Do this: Can you rewrite the entries from the first line through the line with "milestone-2017: 2017.02 Characterization", changing "Core Lab" to "Central Lab" and leaving everything else in those lines unchanged?

Raw records:
-- Begin --

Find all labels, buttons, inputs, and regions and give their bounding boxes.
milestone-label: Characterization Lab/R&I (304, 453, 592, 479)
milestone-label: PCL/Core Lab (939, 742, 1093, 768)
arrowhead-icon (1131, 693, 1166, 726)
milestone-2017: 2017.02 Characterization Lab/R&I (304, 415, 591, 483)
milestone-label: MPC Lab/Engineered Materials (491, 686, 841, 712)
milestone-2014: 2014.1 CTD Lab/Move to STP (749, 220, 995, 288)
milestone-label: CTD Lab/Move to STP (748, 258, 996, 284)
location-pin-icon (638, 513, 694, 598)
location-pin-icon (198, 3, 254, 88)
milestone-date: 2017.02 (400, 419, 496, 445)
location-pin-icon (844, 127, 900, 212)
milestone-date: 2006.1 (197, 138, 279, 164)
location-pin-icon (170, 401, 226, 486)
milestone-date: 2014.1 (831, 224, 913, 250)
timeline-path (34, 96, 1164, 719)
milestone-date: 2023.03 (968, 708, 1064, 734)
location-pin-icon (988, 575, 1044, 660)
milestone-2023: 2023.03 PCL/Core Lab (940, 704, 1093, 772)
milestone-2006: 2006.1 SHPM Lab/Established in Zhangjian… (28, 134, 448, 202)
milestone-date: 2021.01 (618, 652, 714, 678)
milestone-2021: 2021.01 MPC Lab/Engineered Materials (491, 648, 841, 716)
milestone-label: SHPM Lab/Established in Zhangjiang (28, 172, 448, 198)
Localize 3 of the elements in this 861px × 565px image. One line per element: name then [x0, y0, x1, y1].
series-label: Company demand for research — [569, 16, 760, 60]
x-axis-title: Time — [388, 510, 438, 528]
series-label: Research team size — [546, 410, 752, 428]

-- End --

Problem solution:
Find all labels, buttons, inputs, and regions and give their bounding boxes.
milestone-label: Characterization Lab/R&I (304, 453, 592, 479)
milestone-label: PCL/Central Lab (939, 742, 1093, 768)
arrowhead-icon (1131, 693, 1166, 726)
milestone-2017: 2017.02 Characterization Lab/R&I (304, 415, 591, 483)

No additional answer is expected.